[Document layout detection data]
============
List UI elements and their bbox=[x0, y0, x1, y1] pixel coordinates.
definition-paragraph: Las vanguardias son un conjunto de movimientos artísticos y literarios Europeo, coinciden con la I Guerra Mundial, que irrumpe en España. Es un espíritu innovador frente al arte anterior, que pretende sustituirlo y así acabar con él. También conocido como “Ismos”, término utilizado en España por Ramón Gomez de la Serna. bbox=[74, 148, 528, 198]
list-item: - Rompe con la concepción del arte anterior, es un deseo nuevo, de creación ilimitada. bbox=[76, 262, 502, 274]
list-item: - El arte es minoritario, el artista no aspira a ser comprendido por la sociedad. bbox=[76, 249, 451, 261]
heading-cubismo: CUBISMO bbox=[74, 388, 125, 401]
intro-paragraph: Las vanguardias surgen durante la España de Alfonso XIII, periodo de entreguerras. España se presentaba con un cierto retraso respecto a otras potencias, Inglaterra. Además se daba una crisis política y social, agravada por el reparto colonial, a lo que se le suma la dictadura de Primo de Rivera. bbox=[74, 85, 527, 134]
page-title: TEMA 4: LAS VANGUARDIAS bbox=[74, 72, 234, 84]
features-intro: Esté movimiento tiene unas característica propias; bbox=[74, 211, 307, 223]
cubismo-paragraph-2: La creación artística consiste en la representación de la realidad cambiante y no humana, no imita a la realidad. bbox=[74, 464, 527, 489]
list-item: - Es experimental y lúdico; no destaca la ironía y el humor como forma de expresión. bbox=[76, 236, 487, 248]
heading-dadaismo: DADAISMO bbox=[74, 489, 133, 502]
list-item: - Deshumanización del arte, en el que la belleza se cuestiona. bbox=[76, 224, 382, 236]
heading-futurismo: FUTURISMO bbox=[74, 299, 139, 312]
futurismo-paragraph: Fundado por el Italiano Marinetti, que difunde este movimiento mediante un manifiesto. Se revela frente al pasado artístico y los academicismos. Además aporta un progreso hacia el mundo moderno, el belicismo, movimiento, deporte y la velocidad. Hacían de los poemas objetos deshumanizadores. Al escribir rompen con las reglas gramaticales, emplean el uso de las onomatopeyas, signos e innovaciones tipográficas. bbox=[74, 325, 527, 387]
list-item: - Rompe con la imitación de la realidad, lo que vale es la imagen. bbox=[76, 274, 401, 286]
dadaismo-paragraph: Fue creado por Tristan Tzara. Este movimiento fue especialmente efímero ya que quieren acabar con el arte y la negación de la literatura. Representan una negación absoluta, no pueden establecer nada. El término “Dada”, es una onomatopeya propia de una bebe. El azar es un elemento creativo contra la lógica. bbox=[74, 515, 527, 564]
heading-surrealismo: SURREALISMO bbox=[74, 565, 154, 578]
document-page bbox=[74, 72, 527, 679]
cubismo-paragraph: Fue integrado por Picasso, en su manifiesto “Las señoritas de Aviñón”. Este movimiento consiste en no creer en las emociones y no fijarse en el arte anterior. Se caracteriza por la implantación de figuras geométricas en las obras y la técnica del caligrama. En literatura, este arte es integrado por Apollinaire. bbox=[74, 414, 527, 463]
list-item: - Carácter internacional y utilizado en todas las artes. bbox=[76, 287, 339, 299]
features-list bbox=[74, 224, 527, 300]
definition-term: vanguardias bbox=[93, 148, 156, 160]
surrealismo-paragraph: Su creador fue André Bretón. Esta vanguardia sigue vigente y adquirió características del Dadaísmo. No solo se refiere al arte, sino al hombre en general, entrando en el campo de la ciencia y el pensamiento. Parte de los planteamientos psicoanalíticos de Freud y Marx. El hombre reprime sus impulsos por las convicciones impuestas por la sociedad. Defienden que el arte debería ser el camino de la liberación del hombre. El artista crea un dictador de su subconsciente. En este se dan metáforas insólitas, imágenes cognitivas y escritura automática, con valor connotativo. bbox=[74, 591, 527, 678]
============
Problem to solve » Please restate the records in full, word for word.

Answer »
List UI elements and their bbox=[x0, y0, x1, y1] pixel coordinates.
definition-paragraph: Las vanguardias son un conjunto de movimientos artísticos y literarios Europeo, coinciden con la I Guerra Mundial, que irrumpe en España. Es un espíritu innovador frente al arte anterior, que pretende sustituirlo y así acabar con él. También conocido como “Ismos”, término utilizado en España por Ramón Gomez de la Serna. bbox=[74, 148, 528, 198]
list-item: - Rompe con la concepción del arte anterior, es un deseo nuevo, de creación ilimitada. bbox=[76, 262, 502, 274]
list-item: - El arte es minoritario, el artista no aspira a ser comprendido por la sociedad. bbox=[76, 249, 451, 261]
heading-cubismo: CUBISMO bbox=[74, 388, 125, 401]
intro-paragraph: Las vanguardias surgen durante la España de Alfonso XIII, periodo de entreguerras. España se presentaba con un cierto retraso respecto a otras potencias, Inglaterra. Además se daba una crisis política y social, agravada por el reparto colonial, a lo que se le suma la dictadura de Primo de Rivera. bbox=[74, 85, 527, 134]
page-title: TEMA 4: LAS VANGUARDIAS bbox=[74, 72, 234, 84]
features-intro: Esté movimiento tiene unas característica propias; bbox=[74, 211, 307, 223]
cubismo-paragraph-2: La creación artística consiste en la representación de la realidad cambiante y no humana, no imita a la realidad. bbox=[74, 464, 527, 489]
list-item: - Es experimental y lúdico; no destaca la ironía y el humor como forma de expresión. bbox=[76, 236, 487, 248]
heading-dadaismo: DADAISMO bbox=[74, 489, 133, 502]
list-item: - Deshumanización del arte, en el que la belleza se cuestiona. bbox=[76, 224, 382, 236]
heading-futurismo: FUTURISMO bbox=[74, 299, 139, 312]
futurismo-paragraph: Fundado por el Italiano Marinetti, que difunde este movimiento mediante un manifiesto. Se revela frente al pasado artístico y los academicismos. Además aporta un progreso hacia el mundo moderno, el belicismo, movimiento, deporte y la velocidad. Hacían de los poemas objetos deshumanizadores. Al escribir rompen con las reglas gramaticales, emplean el uso de las onomatopeyas, signos e innovaciones tipográficas. bbox=[74, 325, 527, 387]
list-item: - Rompe con la imitación de la realidad, lo que vale es la imagen. bbox=[76, 274, 401, 286]
dadaismo-paragraph: Fue creado por Tristan Tzara. Este movimiento fue especialmente efímero ya que quieren acabar con el arte y la negación de la literatura. Representan una negación absoluta, no pueden establecer nada. El término “Dada”, es una onomatopeya propia de una bebe. El azar es un elemento creativo contra la lógica. bbox=[74, 515, 527, 564]
heading-surrealismo: SURREALISMO bbox=[74, 565, 154, 578]
document-page bbox=[74, 72, 527, 679]
cubismo-paragraph: Fue integrado por Picasso, en su manifiesto “Las señoritas de Aviñón”. Este movimiento consiste en no creer en las emociones y no fijarse en el arte anterior. Se caracteriza por la implantación de figuras geométricas en las obras y la técnica del caligrama. En literatura, este arte es integrado por Apollinaire. bbox=[74, 414, 527, 463]
list-item: - Carácter internacional y utilizado en todas las artes. bbox=[76, 287, 339, 299]
features-list bbox=[74, 224, 527, 300]
definition-term: vanguardias bbox=[93, 148, 156, 160]
surrealismo-paragraph: Su creador fue André Bretón. Esta vanguardia sigue vigente y adquirió características del Dadaísmo. No solo se refiere al arte, sino al hombre en general, entrando en el campo de la ciencia y el pensamiento. Parte de los planteamientos psicoanalíticos de Freud y Marx. El hombre reprime sus impulsos por las convicciones impuestas por la sociedad. Defienden que el arte debería ser el camino de la liberación del hombre. El artista crea un dictador de su subconsciente. En este se dan metáforas insólitas, imágenes cognitivas y escritura automática, con valor connotativo. bbox=[74, 591, 527, 678]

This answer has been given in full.